──────── Given entries ────────
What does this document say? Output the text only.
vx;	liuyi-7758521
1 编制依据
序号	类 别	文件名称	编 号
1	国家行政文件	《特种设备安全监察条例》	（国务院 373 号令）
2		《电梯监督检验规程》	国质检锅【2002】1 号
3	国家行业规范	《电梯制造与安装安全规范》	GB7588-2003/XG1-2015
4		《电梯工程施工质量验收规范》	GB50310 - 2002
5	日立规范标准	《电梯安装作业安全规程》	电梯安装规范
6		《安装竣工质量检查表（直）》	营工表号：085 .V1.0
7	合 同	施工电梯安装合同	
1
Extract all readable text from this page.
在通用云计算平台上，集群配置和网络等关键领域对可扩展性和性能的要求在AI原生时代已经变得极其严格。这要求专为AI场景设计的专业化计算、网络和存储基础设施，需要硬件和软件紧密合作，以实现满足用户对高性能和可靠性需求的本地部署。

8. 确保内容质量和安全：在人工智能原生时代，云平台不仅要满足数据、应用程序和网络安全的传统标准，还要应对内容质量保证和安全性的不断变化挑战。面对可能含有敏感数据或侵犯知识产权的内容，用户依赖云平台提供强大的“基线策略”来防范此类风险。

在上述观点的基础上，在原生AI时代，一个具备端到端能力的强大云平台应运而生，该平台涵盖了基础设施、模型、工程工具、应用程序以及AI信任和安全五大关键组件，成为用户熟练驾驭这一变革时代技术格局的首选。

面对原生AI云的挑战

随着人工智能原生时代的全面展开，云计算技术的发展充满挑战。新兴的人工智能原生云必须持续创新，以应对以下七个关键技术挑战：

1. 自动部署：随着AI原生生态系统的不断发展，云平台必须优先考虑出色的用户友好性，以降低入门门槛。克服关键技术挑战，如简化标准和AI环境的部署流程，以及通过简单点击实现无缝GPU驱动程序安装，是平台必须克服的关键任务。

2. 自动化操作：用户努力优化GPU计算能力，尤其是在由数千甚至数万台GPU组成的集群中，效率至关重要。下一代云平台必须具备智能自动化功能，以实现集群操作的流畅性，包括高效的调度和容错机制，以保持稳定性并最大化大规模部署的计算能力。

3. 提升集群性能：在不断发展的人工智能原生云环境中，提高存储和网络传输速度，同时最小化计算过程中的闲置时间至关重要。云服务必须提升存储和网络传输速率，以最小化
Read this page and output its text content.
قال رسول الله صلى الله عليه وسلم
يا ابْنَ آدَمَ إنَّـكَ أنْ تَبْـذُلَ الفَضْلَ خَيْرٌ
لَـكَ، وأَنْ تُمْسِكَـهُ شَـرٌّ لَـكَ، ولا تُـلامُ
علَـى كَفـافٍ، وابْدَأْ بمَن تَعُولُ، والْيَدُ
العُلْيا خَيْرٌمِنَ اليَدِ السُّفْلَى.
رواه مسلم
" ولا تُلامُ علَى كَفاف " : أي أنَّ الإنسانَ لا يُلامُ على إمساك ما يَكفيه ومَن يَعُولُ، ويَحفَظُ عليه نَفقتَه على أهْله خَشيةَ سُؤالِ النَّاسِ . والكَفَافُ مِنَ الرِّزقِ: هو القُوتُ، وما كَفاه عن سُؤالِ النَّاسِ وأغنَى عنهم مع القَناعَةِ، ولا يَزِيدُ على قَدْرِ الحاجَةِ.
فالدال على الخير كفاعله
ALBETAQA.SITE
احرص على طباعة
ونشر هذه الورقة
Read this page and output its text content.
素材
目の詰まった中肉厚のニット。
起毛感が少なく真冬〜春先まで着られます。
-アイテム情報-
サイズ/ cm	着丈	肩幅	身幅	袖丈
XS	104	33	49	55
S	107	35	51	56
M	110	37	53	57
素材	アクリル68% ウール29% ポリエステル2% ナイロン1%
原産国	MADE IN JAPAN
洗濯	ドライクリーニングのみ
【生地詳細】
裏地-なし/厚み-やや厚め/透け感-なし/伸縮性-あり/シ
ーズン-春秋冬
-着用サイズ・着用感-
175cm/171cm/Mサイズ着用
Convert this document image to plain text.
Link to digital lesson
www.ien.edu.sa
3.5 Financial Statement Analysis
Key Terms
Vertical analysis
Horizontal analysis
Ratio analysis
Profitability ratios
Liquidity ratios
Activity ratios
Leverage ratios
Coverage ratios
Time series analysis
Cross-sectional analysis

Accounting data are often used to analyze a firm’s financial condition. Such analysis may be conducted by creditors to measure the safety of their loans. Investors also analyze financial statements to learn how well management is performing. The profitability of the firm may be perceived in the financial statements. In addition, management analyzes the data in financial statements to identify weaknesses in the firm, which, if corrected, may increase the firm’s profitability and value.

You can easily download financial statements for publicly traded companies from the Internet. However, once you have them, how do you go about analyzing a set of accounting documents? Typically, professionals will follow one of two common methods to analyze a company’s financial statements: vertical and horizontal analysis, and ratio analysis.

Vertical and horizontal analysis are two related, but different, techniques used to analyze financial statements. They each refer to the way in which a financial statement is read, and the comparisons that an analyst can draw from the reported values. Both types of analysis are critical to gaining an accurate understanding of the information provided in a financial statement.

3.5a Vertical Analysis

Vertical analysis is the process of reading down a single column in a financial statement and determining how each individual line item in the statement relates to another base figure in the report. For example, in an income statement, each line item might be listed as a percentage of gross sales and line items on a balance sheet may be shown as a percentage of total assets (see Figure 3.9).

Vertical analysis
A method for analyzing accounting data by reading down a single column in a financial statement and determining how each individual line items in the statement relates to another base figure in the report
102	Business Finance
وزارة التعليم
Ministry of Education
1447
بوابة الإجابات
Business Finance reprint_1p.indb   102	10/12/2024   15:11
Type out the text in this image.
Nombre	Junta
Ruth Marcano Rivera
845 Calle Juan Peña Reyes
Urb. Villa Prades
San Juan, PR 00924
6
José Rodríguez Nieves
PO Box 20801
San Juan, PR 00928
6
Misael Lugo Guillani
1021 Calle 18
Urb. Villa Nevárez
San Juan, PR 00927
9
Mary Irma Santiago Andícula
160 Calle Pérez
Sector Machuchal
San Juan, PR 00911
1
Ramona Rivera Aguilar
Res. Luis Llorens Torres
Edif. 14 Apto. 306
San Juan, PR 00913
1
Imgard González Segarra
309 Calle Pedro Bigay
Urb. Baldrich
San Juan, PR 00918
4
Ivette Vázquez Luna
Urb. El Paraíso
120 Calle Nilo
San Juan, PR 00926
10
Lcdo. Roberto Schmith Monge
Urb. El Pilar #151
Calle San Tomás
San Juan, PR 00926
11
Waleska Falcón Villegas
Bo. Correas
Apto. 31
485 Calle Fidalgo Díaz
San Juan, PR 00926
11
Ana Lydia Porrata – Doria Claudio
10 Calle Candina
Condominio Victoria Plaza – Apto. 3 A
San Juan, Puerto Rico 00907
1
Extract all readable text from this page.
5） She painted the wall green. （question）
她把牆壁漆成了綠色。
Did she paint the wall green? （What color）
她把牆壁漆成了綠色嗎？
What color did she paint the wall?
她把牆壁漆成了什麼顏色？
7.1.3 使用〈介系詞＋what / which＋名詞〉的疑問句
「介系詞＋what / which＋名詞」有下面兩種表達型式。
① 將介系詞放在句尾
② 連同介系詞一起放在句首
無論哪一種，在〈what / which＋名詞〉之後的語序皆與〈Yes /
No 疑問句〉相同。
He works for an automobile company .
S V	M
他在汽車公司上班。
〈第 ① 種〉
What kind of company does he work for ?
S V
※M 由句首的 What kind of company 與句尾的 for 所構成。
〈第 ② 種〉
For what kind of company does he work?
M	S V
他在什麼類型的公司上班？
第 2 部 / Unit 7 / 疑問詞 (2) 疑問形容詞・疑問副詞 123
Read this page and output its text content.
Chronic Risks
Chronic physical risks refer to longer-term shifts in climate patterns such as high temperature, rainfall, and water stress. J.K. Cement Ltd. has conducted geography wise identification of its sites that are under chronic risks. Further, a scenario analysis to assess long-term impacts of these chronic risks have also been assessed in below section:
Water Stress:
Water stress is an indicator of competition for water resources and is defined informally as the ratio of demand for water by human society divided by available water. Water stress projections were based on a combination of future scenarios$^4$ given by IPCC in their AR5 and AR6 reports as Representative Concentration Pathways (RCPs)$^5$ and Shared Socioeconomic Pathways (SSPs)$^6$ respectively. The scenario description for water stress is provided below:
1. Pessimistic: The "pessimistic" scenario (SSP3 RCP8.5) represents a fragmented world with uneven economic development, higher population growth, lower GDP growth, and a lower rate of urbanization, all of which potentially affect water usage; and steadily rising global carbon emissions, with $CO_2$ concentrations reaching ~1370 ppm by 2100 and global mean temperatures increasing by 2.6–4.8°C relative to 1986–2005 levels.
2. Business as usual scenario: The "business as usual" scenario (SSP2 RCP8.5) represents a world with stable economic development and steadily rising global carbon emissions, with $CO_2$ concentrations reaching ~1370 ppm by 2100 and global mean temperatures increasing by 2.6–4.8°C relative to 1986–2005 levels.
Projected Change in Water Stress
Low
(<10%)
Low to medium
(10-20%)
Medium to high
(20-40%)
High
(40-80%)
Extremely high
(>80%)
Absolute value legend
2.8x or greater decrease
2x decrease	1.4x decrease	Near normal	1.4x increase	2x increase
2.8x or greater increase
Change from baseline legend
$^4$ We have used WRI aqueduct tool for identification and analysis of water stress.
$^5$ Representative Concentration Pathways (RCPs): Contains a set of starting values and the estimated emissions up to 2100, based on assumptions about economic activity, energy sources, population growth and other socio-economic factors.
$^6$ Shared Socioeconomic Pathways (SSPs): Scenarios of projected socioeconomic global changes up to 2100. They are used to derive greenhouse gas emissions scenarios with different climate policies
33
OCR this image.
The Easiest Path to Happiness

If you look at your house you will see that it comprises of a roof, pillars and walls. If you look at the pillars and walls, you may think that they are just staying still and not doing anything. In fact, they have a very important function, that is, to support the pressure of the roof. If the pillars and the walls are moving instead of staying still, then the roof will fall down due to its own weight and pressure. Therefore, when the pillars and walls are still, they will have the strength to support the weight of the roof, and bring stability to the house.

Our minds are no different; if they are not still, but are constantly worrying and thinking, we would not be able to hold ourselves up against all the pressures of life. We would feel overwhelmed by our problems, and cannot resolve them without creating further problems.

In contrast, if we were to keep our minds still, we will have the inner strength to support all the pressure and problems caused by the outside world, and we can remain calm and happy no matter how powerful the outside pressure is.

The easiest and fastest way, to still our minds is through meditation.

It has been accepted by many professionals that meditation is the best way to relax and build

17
────────
How many lines in the records above hold the word "Juan"? Give only the number.

### The result
11